Rewrite the stretch from the start of the records through the line containing "staticText: 已成功领取: [0, 408, 1076, 518]", replacing "bbox" with "bounding box" and leaving everything else unchanged.

:: Material supplied

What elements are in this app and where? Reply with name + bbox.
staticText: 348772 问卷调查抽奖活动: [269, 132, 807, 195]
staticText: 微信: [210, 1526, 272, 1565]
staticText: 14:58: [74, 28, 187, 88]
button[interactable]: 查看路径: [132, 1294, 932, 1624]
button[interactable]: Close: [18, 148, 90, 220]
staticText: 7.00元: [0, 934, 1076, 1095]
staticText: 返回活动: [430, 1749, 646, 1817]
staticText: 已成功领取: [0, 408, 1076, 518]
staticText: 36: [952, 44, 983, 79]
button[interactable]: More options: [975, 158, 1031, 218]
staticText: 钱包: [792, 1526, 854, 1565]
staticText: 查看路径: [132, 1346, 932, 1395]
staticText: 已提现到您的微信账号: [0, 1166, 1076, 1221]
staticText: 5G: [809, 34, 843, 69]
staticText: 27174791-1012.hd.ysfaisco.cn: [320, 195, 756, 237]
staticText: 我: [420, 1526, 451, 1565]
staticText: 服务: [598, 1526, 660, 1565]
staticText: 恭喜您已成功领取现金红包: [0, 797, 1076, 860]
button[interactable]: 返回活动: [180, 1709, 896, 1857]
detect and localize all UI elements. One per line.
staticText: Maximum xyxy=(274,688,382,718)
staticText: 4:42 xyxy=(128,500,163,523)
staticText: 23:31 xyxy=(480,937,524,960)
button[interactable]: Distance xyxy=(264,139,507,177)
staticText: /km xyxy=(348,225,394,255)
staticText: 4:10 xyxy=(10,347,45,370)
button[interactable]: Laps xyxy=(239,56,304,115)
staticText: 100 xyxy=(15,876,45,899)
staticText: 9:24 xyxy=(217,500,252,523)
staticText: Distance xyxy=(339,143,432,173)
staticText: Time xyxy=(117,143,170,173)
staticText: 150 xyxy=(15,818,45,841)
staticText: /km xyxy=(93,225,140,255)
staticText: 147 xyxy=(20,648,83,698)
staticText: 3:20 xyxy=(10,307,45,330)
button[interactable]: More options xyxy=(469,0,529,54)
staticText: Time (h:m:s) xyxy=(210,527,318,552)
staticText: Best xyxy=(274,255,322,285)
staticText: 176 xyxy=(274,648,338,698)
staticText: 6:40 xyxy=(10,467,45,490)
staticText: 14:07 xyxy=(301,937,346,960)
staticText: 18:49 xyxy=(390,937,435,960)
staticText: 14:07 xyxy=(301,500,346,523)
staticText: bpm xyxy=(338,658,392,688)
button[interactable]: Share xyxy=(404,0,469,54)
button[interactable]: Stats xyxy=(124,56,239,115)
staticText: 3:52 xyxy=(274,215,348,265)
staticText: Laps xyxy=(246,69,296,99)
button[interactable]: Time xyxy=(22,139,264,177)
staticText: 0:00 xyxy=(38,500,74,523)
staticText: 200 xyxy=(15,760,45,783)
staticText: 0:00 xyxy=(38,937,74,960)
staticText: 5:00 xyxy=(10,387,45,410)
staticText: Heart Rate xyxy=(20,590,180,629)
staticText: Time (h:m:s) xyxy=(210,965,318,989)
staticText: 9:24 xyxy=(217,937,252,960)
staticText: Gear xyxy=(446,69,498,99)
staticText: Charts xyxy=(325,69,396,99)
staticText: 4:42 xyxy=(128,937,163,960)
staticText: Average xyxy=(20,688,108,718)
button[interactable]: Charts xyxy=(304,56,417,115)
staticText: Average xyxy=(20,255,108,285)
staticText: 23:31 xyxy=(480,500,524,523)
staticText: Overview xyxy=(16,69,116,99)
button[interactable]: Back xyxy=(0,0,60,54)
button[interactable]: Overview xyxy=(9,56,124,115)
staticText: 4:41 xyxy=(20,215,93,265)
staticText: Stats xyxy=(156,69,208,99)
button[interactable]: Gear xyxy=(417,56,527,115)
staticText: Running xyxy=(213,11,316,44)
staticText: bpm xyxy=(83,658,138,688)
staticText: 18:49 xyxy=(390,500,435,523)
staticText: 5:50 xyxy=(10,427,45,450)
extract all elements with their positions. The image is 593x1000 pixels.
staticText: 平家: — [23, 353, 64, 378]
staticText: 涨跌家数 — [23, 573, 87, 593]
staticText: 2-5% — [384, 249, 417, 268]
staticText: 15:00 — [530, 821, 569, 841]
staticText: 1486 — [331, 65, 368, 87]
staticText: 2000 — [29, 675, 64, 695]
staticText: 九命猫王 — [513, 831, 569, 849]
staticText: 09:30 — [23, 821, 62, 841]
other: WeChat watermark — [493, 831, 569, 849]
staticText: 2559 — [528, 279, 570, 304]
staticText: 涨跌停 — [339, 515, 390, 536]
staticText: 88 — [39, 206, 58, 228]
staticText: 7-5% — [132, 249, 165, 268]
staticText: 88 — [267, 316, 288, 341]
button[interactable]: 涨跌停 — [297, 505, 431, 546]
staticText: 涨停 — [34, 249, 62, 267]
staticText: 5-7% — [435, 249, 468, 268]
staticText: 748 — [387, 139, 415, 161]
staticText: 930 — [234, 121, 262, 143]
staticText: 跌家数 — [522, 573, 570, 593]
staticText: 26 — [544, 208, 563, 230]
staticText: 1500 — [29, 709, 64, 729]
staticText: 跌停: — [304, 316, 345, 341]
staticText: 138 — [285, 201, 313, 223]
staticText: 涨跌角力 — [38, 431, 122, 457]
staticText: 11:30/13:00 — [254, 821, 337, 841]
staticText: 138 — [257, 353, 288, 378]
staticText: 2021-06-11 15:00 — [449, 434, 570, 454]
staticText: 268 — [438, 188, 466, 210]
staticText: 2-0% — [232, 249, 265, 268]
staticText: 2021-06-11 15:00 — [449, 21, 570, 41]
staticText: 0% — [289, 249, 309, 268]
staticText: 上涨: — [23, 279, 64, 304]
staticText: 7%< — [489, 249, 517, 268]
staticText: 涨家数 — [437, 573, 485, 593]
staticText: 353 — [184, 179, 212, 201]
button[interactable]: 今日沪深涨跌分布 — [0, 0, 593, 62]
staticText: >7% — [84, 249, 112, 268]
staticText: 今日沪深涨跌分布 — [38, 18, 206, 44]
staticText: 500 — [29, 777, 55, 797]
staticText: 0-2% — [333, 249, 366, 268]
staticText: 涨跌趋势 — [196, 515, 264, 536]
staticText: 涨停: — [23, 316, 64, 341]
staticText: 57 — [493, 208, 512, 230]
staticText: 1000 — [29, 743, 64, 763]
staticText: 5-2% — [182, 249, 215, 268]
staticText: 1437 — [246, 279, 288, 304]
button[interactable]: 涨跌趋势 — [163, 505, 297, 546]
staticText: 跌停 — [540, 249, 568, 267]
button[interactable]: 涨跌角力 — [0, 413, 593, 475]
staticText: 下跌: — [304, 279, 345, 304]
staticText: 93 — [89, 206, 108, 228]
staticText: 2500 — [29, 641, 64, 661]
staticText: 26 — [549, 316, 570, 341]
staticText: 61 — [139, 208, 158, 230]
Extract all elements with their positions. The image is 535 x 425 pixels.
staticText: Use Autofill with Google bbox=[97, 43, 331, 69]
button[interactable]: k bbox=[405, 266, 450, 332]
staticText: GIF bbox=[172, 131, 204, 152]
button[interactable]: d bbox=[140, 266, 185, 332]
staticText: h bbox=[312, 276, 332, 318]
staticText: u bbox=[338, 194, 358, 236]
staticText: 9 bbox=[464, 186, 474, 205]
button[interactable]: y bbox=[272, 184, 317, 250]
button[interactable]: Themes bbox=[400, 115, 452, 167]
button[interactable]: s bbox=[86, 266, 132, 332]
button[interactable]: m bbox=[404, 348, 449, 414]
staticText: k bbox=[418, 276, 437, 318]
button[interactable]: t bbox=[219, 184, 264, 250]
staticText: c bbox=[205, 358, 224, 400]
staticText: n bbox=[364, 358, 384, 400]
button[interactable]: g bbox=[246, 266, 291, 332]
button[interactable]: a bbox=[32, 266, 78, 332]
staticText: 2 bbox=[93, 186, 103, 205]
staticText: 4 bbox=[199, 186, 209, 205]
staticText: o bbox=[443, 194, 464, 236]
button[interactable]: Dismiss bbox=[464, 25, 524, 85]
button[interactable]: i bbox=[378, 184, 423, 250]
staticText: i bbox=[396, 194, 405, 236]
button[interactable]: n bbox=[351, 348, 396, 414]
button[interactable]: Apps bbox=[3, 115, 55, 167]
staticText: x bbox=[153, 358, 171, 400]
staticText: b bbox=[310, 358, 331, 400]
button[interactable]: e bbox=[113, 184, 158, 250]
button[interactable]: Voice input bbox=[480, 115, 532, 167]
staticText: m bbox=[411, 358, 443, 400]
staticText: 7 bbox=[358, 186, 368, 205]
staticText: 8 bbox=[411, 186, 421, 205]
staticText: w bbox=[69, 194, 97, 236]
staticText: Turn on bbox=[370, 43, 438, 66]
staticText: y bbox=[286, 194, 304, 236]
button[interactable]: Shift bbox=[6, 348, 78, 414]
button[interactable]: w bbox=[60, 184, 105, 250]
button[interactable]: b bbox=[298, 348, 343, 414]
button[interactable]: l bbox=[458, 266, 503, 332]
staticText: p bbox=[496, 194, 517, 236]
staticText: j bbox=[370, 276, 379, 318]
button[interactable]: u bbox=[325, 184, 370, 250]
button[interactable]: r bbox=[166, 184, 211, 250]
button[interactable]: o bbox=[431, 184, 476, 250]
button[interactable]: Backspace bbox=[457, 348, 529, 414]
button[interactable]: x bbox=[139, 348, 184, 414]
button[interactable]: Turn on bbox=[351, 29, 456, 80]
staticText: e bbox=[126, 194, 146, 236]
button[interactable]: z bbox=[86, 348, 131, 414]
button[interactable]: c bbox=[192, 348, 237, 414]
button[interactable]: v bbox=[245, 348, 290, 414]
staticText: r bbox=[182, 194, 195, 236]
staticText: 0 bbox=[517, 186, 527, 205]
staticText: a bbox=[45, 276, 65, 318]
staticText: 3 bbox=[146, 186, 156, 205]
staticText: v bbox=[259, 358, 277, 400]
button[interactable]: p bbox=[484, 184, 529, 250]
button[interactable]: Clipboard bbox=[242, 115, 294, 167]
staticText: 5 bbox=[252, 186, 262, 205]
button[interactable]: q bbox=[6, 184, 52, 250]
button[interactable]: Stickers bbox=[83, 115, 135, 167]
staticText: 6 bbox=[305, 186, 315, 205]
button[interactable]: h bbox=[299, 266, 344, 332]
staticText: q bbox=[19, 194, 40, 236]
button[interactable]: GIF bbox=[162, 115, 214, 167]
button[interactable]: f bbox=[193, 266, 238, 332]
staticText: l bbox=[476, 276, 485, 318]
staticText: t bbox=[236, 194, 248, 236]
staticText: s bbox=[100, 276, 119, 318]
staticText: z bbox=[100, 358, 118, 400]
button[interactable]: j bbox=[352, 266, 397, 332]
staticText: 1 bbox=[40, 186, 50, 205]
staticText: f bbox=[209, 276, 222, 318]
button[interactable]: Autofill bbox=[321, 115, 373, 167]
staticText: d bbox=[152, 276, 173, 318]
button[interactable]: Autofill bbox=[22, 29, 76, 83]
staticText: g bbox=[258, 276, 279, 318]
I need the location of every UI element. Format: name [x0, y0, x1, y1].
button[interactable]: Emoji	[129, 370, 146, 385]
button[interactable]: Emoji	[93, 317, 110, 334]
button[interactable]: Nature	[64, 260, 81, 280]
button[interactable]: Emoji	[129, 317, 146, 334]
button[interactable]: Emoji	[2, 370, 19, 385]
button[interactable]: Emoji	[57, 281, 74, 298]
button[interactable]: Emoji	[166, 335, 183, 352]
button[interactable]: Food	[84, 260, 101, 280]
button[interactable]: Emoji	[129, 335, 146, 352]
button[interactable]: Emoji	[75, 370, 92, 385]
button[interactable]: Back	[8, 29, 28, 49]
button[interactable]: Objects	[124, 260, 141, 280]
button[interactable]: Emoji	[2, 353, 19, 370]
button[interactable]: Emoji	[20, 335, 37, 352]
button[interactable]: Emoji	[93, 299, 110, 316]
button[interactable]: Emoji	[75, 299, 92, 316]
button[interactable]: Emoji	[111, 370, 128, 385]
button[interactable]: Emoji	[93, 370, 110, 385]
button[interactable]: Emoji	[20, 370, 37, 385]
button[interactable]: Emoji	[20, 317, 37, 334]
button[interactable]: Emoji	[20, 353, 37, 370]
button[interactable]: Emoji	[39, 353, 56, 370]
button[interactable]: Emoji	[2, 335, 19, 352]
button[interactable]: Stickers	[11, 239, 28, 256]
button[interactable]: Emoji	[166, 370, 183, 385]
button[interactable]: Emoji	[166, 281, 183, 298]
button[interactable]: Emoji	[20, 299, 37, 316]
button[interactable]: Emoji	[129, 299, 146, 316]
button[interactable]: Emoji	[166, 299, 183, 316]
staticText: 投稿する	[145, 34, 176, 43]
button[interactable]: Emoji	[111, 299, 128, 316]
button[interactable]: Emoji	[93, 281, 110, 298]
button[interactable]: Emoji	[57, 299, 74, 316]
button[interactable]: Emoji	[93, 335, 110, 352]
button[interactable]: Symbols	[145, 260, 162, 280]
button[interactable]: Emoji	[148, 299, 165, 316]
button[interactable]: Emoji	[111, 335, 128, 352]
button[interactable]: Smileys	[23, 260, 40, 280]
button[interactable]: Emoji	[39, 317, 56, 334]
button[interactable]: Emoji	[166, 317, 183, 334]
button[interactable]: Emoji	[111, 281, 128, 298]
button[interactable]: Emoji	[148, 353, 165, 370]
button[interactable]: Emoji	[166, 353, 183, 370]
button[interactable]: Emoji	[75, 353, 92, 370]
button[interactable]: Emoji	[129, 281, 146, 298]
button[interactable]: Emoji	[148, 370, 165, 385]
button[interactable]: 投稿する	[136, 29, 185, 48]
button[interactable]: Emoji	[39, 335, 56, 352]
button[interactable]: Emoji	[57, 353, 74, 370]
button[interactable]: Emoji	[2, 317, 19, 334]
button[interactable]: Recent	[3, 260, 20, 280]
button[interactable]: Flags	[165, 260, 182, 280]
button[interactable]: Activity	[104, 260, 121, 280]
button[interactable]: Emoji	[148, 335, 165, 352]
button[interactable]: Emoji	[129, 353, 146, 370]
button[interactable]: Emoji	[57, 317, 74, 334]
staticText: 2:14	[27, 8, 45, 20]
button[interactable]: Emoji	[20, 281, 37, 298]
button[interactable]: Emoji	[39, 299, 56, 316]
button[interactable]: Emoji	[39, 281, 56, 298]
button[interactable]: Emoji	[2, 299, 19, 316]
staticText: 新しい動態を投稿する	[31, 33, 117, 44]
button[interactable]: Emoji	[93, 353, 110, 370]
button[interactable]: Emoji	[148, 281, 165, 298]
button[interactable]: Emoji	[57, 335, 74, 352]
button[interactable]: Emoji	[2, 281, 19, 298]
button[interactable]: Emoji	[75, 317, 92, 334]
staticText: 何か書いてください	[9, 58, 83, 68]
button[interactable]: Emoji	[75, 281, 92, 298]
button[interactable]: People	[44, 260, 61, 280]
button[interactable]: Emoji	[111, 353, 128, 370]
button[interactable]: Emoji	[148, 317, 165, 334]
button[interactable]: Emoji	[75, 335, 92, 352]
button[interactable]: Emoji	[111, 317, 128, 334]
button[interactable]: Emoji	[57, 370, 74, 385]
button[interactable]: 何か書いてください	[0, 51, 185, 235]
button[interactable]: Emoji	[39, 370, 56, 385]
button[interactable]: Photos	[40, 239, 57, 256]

::::

**Response to the task:**
What elements are in this app and where? Reply with name + bounding box.
staticText: 348772 问卷调查抽奖活动: [269, 132, 807, 195]
staticText: 微信: [210, 1526, 272, 1565]
staticText: 14:58: [74, 28, 187, 88]
button[interactable]: 查看路径: [132, 1294, 932, 1624]
button[interactable]: Close: [18, 148, 90, 220]
staticText: 7.00元: [0, 934, 1076, 1095]
staticText: 返回活动: [430, 1749, 646, 1817]
staticText: 已成功领取: [0, 408, 1076, 518]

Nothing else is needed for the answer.